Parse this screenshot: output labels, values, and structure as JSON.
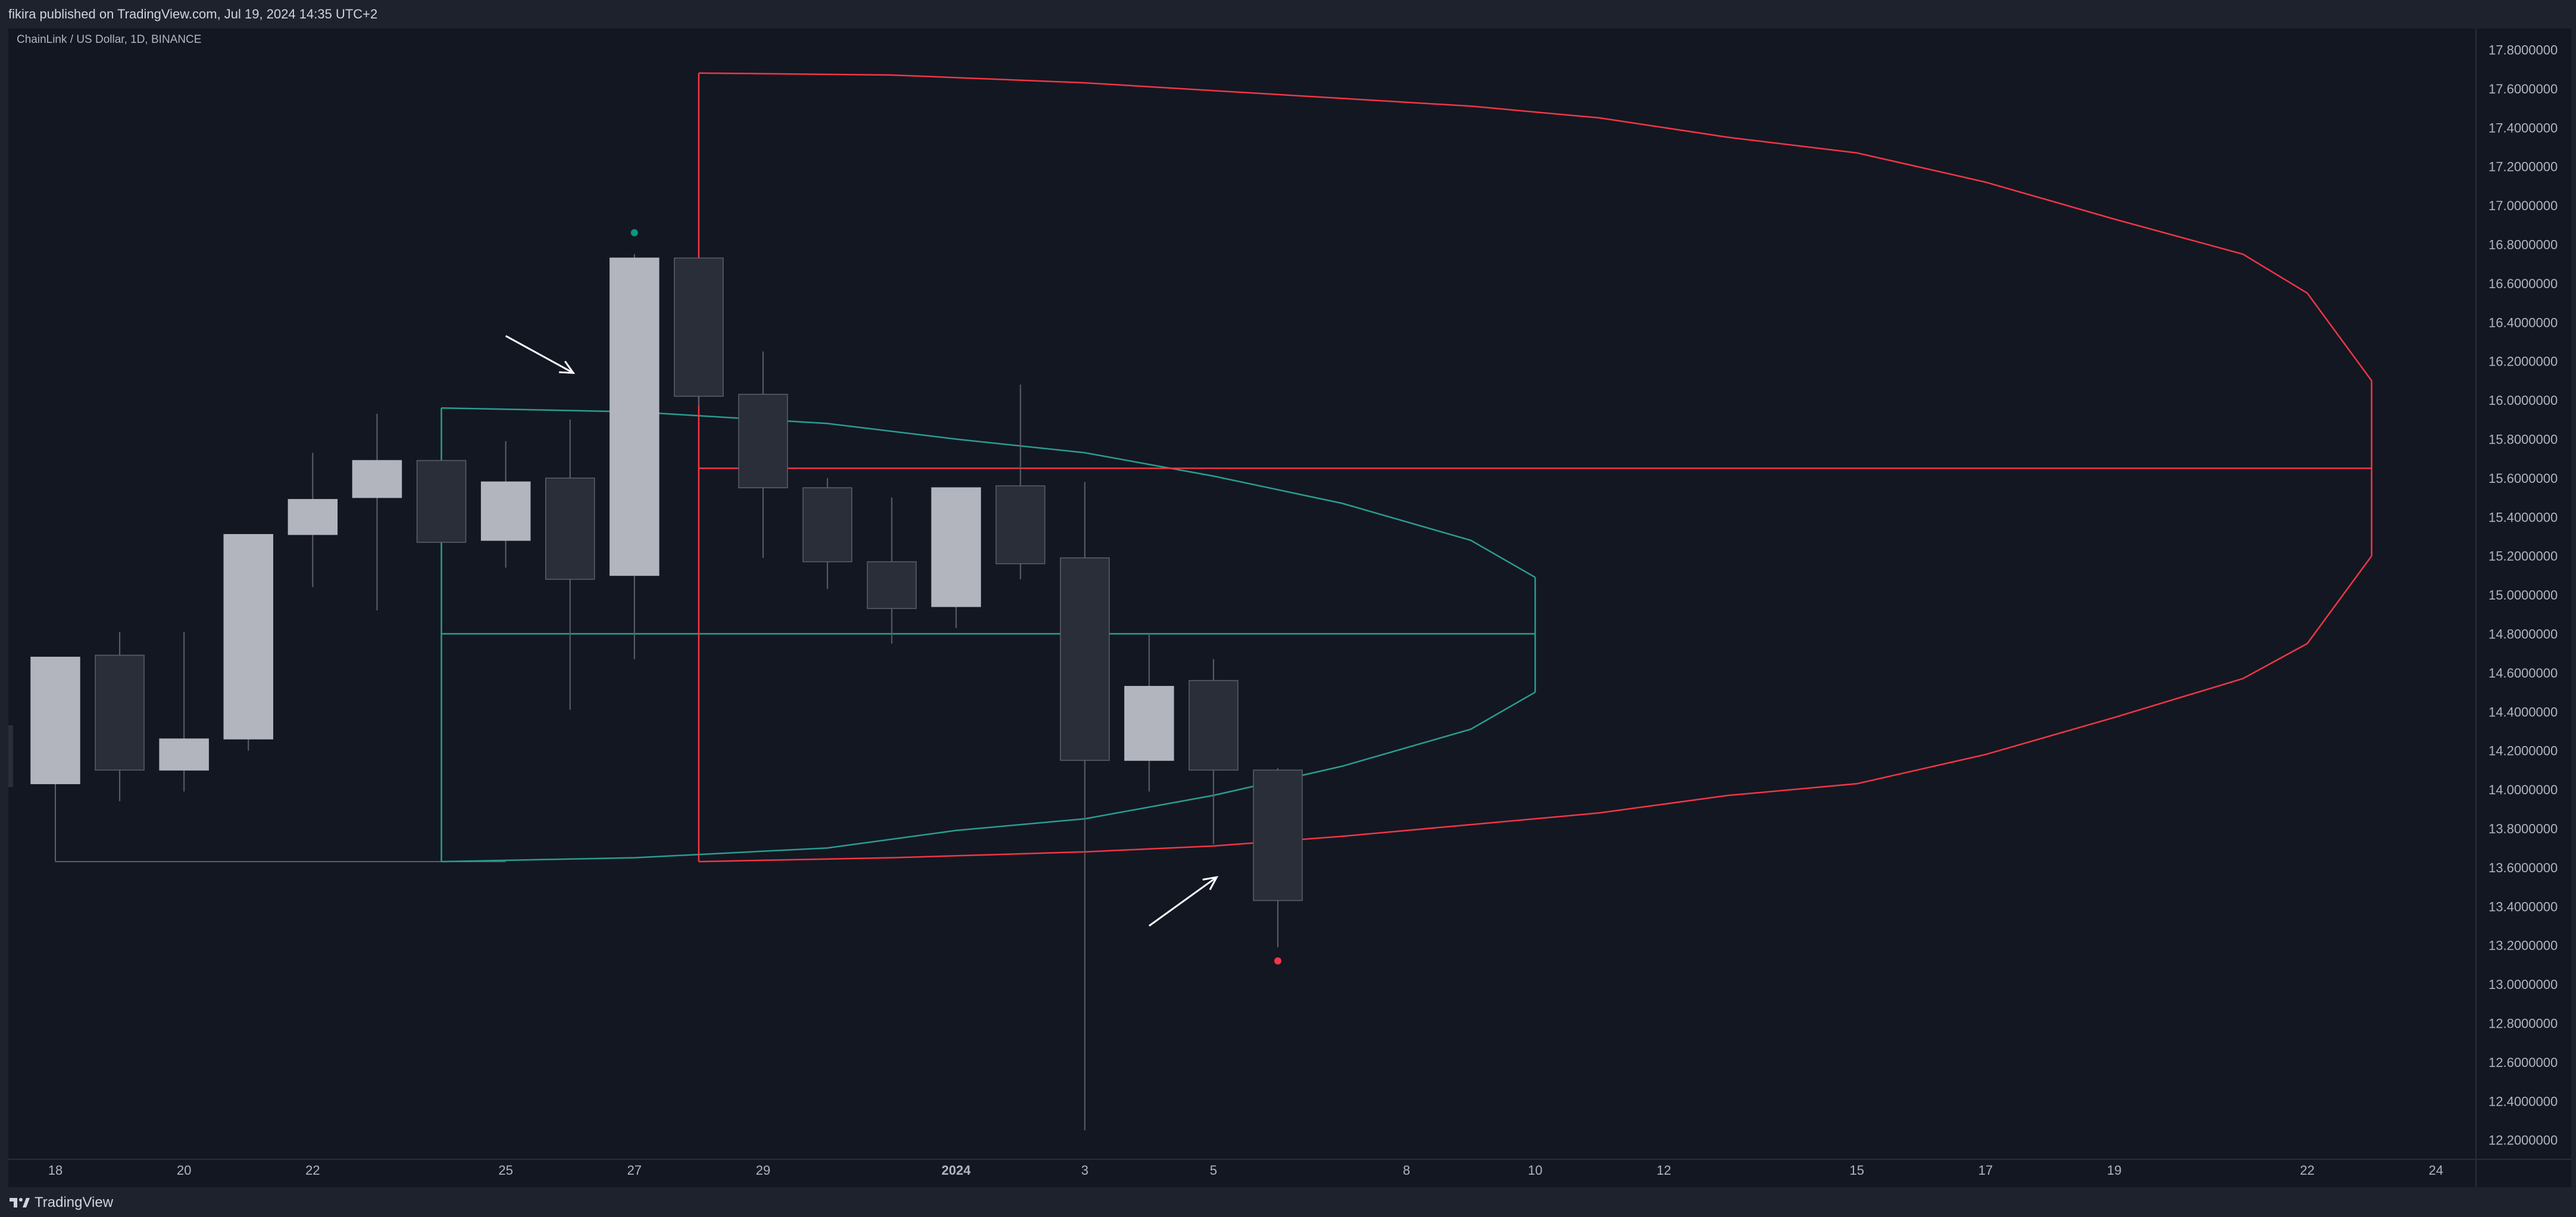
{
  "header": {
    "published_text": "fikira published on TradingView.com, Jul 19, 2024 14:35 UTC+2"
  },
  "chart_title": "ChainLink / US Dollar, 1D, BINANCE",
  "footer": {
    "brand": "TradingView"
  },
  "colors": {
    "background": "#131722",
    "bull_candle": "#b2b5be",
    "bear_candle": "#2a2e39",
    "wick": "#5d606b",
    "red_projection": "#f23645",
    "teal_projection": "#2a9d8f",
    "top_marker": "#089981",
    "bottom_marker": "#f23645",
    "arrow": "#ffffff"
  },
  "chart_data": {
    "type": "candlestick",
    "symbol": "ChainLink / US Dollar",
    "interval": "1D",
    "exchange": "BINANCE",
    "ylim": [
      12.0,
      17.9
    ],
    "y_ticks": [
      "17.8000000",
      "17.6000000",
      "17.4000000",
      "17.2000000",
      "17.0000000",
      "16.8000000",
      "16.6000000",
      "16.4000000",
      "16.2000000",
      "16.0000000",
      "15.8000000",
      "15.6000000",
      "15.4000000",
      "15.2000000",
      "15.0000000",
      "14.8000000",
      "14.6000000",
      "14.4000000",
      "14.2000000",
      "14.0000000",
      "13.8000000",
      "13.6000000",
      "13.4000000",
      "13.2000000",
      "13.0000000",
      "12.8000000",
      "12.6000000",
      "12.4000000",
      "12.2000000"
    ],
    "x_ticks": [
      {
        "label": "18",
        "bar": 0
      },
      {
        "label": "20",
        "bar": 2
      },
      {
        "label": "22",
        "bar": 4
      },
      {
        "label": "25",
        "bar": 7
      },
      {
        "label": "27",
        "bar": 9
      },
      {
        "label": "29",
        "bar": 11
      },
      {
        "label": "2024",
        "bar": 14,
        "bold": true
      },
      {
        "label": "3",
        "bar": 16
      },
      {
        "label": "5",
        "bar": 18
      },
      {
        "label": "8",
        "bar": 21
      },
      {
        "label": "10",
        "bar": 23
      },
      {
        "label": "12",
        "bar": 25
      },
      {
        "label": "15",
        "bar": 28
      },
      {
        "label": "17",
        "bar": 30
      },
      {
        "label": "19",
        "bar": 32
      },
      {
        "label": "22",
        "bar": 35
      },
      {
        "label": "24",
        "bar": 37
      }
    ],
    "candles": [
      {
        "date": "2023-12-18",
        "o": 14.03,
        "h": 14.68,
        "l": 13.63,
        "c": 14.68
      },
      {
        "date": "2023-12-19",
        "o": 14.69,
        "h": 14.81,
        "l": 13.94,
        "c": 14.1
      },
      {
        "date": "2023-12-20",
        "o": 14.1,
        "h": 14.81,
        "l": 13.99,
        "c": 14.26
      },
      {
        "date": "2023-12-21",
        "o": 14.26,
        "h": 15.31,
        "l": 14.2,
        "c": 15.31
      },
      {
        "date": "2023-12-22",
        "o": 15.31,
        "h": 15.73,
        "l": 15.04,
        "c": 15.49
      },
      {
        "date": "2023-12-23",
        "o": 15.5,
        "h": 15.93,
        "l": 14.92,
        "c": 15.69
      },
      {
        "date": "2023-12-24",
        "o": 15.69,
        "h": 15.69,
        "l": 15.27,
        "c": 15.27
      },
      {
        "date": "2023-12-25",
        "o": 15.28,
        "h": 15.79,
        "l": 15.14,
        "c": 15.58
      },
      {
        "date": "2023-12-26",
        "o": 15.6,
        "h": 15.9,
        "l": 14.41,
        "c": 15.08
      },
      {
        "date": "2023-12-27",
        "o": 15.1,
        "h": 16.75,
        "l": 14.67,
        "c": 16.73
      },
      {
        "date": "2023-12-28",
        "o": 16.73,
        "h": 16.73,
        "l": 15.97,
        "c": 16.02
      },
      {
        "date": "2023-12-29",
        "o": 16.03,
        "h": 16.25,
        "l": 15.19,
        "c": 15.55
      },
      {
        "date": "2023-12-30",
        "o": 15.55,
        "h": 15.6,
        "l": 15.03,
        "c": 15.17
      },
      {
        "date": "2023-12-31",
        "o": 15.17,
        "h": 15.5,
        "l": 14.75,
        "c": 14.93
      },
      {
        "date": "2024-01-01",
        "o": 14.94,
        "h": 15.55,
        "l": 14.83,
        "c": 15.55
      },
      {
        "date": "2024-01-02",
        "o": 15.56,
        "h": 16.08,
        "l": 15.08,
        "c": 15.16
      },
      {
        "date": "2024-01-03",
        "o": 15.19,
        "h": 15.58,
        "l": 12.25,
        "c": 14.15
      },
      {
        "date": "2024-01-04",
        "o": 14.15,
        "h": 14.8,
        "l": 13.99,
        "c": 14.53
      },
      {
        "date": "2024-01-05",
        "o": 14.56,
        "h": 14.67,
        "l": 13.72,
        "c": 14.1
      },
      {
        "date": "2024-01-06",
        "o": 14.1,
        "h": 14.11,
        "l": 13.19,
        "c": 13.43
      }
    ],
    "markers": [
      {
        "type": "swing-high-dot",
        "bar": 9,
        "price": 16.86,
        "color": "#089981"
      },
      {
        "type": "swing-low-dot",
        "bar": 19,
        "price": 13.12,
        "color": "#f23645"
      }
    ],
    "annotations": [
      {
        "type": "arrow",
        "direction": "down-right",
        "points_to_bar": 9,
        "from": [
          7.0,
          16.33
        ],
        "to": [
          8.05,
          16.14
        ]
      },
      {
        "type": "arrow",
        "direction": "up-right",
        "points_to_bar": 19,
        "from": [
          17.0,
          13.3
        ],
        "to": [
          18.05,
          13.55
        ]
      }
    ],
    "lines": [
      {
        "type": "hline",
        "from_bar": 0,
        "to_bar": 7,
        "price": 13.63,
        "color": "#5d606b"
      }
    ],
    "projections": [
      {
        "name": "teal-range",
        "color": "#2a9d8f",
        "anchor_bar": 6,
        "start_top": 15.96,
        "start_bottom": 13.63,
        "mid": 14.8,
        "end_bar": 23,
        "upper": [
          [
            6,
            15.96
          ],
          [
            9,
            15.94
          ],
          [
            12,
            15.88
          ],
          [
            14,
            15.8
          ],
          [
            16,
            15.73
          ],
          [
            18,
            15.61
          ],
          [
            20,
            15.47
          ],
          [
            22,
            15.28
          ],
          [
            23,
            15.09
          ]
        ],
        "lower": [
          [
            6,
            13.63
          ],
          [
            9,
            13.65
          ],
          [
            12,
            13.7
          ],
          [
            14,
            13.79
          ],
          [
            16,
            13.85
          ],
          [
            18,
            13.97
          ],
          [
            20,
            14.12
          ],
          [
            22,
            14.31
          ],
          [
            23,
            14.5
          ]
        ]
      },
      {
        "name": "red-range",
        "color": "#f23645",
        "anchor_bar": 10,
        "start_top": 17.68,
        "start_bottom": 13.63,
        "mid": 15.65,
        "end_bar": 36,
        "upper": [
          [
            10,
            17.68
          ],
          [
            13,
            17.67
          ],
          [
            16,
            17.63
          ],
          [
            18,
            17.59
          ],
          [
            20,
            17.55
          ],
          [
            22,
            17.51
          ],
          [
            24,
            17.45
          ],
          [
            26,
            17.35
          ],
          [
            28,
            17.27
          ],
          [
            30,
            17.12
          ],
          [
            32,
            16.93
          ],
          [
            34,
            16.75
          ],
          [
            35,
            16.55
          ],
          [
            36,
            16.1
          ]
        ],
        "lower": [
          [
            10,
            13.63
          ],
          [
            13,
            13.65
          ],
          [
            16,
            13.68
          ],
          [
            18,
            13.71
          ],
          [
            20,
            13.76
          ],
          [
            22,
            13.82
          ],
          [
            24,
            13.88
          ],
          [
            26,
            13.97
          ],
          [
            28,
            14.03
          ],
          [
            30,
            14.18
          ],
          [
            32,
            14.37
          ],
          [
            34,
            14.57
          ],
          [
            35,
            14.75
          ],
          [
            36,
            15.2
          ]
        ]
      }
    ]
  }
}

Short task:
Choose all lines containing the string "BINANCE" and copy them out.

Written answer:
  "chart_title": "ChainLink / US Dollar, 1D, BINANCE",
    "exchange": "BINANCE",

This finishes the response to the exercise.